YOUR INSTRUCTIONS: Each line of the material must be returned exactly.

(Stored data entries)
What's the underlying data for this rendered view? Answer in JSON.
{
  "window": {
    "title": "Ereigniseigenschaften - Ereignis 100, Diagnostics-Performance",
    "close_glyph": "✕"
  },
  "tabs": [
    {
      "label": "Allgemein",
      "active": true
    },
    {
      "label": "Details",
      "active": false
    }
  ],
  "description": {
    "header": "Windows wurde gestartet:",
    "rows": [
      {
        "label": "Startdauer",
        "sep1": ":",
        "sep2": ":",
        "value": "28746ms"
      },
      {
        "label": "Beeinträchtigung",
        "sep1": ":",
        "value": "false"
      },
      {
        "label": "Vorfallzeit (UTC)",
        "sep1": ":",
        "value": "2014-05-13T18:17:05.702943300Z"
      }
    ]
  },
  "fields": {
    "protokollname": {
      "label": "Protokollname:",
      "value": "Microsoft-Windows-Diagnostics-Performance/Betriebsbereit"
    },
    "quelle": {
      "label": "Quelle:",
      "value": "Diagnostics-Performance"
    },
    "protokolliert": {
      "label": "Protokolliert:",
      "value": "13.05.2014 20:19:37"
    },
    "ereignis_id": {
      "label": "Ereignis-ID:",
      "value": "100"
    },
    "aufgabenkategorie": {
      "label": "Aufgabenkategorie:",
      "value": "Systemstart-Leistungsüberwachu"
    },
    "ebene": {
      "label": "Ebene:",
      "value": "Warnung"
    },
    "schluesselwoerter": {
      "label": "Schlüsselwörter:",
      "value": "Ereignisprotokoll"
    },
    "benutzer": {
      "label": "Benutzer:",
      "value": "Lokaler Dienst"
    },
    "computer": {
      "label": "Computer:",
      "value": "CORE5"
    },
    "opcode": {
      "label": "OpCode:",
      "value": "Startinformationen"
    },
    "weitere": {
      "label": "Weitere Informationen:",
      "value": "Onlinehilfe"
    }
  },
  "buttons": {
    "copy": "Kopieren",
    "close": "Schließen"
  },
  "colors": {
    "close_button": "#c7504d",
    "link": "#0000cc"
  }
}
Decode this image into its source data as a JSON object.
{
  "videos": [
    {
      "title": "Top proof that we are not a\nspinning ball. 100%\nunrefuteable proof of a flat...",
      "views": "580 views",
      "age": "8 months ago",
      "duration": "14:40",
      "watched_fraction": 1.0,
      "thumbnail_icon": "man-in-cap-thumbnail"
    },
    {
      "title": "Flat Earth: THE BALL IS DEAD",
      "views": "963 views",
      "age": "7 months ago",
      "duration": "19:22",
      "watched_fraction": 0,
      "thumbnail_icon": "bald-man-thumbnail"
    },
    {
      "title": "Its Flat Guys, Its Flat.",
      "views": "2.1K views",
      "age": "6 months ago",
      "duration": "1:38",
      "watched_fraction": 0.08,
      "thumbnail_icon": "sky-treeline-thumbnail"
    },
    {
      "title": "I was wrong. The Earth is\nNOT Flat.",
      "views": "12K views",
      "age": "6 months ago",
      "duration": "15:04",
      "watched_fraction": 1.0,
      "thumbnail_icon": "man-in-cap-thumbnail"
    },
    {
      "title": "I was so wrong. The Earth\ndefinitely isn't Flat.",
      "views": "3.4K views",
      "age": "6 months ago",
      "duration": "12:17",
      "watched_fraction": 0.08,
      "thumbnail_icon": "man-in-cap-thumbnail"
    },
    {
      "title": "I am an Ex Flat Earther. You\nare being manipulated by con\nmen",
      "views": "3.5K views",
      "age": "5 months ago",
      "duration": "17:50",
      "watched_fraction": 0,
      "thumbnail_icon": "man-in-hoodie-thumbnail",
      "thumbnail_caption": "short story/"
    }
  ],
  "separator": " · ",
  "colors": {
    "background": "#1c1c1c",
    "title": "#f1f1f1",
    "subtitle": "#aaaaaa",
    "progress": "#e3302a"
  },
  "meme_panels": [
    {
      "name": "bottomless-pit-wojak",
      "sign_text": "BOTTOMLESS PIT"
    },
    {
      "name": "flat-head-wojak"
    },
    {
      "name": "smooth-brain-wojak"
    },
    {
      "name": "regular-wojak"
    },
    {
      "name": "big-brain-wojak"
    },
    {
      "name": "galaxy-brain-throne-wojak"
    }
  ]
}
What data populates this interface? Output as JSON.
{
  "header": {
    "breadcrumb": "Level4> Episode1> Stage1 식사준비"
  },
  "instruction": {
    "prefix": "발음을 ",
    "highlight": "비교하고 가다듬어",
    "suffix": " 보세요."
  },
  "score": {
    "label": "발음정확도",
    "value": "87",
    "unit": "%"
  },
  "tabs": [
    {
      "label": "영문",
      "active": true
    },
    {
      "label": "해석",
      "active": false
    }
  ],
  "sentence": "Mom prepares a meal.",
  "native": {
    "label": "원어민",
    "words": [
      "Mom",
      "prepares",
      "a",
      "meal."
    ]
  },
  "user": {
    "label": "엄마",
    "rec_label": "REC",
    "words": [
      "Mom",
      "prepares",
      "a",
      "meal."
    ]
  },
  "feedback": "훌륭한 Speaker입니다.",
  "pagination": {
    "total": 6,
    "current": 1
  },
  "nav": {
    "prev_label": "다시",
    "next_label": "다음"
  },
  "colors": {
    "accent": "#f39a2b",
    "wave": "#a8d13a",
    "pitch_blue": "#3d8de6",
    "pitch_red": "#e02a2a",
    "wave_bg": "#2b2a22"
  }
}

SOLUTION FOR THIS TASK:
What's the underlying data for this rendered view? Answer in JSON.
{
  "window": {
    "title": "Ereigniseigenschaften - Ereignis 100, Diagnostics-Performance",
    "close_glyph": "✕"
  },
  "tabs": [
    {
      "label": "Allgemein",
      "active": true
    },
    {
      "label": "Details",
      "active": false
    }
  ],
  "description": {
    "header": "Windows wurde gestartet:",
    "rows": [
      {
        "label": "Startdauer",
        "sep1": ":",
        "sep2": ":",
        "value": "28746ms"
      },
      {
        "label": "Beeinträchtigung",
        "sep1": ":",
        "value": "false"
      },
      {
        "label": "Vorfallzeit (UTC)",
        "sep1": ":",
        "value": "2014-05-13T18:17:05.702943300Z"
      }
    ]
  },
  "fields": {
    "protokollname": {
      "label": "Protokollname:",
      "value": "Microsoft-Windows-Diagnostics-Performance/Betriebsbereit"
    },
    "quelle": {
      "label": "Quelle:",
      "value": "Diagnostics-Performance"
    },
    "protokolliert": {
      "label": "Protokolliert:",
      "value": "13.05.2014 20:19:37"
    },
    "ereignis_id": {
      "label": "Ereignis-ID:",
      "value": "100"
    },
    "aufgabenkategorie": {
      "label": "Aufgabenkategorie:",
      "value": "Systemstart-Leistungsüberwachu"
    },
    "ebene": {
      "label": "Ebene:",
      "value": "Warnung"
    },
    "schluesselwoerter": {
      "label": "Schlüsselwörter:",
      "value": "Ereignisprotokoll"
    },
    "benutzer": {
      "label": "Benutzer:",
      "value": "Lokaler Dienst"
    },
    "computer": {
      "label": "Computer:",
      "value": "CORE5"
    },
    "opcode": {
      "label": "OpCode:",
      "value": "Startinformationen"
    },
    "weitere": {
      "label": "Weitere Informationen:",
      "value": "Onlinehilfe"
    }
  },
  "buttons": {
    "copy": "Kopieren",
    "close": "Schließen"
  },
  "colors": {
    "close_button": "#c7504d",
    "link": "#0000cc"
  }
}
Decode this image into its source data as a JSON object.
{
  "videos": [
    {
      "title": "Top proof that we are not a\nspinning ball. 100%\nunrefuteable proof of a flat...",
      "views": "580 views",
      "age": "8 months ago",
      "duration": "14:40",
      "watched_fraction": 1.0,
      "thumbnail_icon": "man-in-cap-thumbnail"
    },
    {
      "title": "Flat Earth: THE BALL IS DEAD",
      "views": "963 views",
      "age": "7 months ago",
      "duration": "19:22",
      "watched_fraction": 0,
      "thumbnail_icon": "bald-man-thumbnail"
    },
    {
      "title": "Its Flat Guys, Its Flat.",
      "views": "2.1K views",
      "age": "6 months ago",
      "duration": "1:38",
      "watched_fraction": 0.08,
      "thumbnail_icon": "sky-treeline-thumbnail"
    },
    {
      "title": "I was wrong. The Earth is\nNOT Flat.",
      "views": "12K views",
      "age": "6 months ago",
      "duration": "15:04",
      "watched_fraction": 1.0,
      "thumbnail_icon": "man-in-cap-thumbnail"
    },
    {
      "title": "I was so wrong. The Earth\ndefinitely isn't Flat.",
      "views": "3.4K views",
      "age": "6 months ago",
      "duration": "12:17",
      "watched_fraction": 0.08,
      "thumbnail_icon": "man-in-cap-thumbnail"
    },
    {
      "title": "I am an Ex Flat Earther. You\nare being manipulated by con\nmen",
      "views": "3.5K views",
      "age": "5 months ago",
      "duration": "17:50",
      "watched_fraction": 0,
      "thumbnail_icon": "man-in-hoodie-thumbnail",
      "thumbnail_caption": "short story/"
    }
  ],
  "separator": " · ",
  "colors": {
    "background": "#1c1c1c",
    "title": "#f1f1f1",
    "subtitle": "#aaaaaa",
    "progress": "#e3302a"
  },
  "meme_panels": [
    {
      "name": "bottomless-pit-wojak",
      "sign_text": "BOTTOMLESS PIT"
    },
    {
      "name": "flat-head-wojak"
    },
    {
      "name": "smooth-brain-wojak"
    },
    {
      "name": "regular-wojak"
    },
    {
      "name": "big-brain-wojak"
    },
    {
      "name": "galaxy-brain-throne-wojak"
    }
  ]
}
What data populates this interface? Output as JSON.
{
  "header": {
    "breadcrumb": "Level4> Episode1> Stage1 식사준비"
  },
  "instruction": {
    "prefix": "발음을 ",
    "highlight": "비교하고 가다듬어",
    "suffix": " 보세요."
  },
  "score": {
    "label": "발음정확도",
    "value": "87",
    "unit": "%"
  },
  "tabs": [
    {
      "label": "영문",
      "active": true
    },
    {
      "label": "해석",
      "active": false
    }
  ],
  "sentence": "Mom prepares a meal.",
  "native": {
    "label": "원어민",
    "words": [
      "Mom",
      "prepares",
      "a",
      "meal."
    ]
  },
  "user": {
    "label": "엄마",
    "rec_label": "REC",
    "words": [
      "Mom",
      "prepares",
      "a",
      "meal."
    ]
  },
  "feedback": "훌륭한 Speaker입니다.",
  "pagination": {
    "total": 6,
    "current": 1
  },
  "nav": {
    "prev_label": "다시",
    "next_label": "다음"
  },
  "colors": {
    "accent": "#f39a2b",
    "wave": "#a8d13a",
    "pitch_blue": "#3d8de6",
    "pitch_red": "#e02a2a",
    "wave_bg": "#2b2a22"
  }
}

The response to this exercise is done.